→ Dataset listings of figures
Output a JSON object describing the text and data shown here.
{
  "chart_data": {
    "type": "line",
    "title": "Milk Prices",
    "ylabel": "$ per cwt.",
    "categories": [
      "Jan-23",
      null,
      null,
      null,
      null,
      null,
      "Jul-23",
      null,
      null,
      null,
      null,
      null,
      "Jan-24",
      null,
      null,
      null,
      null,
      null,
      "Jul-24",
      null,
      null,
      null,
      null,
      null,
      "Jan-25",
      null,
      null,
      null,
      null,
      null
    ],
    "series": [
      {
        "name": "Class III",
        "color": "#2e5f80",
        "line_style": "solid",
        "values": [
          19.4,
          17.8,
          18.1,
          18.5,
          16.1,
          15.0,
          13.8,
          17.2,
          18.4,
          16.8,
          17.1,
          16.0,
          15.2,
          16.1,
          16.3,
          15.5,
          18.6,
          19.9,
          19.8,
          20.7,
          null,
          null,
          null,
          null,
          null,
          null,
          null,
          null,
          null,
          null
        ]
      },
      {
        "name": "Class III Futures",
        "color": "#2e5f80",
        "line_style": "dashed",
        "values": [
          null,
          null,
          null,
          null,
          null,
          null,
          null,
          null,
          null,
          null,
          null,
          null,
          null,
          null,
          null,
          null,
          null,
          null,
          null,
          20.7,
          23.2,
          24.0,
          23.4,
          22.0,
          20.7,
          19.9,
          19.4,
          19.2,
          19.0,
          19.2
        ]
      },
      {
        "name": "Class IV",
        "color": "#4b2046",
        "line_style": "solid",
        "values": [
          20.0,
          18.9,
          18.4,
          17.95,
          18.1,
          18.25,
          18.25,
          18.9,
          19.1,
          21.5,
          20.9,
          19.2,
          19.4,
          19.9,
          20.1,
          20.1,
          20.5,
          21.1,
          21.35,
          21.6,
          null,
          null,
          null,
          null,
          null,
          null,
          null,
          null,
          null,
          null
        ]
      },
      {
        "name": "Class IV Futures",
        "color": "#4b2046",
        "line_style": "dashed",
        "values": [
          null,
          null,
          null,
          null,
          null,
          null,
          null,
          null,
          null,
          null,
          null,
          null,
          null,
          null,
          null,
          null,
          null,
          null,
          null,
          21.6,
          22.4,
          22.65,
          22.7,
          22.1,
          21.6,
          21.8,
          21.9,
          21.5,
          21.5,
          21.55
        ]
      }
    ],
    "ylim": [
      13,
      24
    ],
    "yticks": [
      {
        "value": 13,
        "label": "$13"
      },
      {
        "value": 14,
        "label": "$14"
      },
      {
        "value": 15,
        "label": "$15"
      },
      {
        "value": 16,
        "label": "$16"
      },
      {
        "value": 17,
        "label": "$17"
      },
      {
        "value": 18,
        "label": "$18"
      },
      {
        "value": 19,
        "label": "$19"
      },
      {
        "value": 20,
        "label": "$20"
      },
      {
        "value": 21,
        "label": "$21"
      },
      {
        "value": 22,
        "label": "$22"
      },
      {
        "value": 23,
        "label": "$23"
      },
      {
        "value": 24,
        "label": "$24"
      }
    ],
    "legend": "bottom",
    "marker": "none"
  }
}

→ Required task
Report each line of the material above where the word "Futures" appears.

→ The answer
        "name": "Class III Futures",
        "name": "Class IV Futures",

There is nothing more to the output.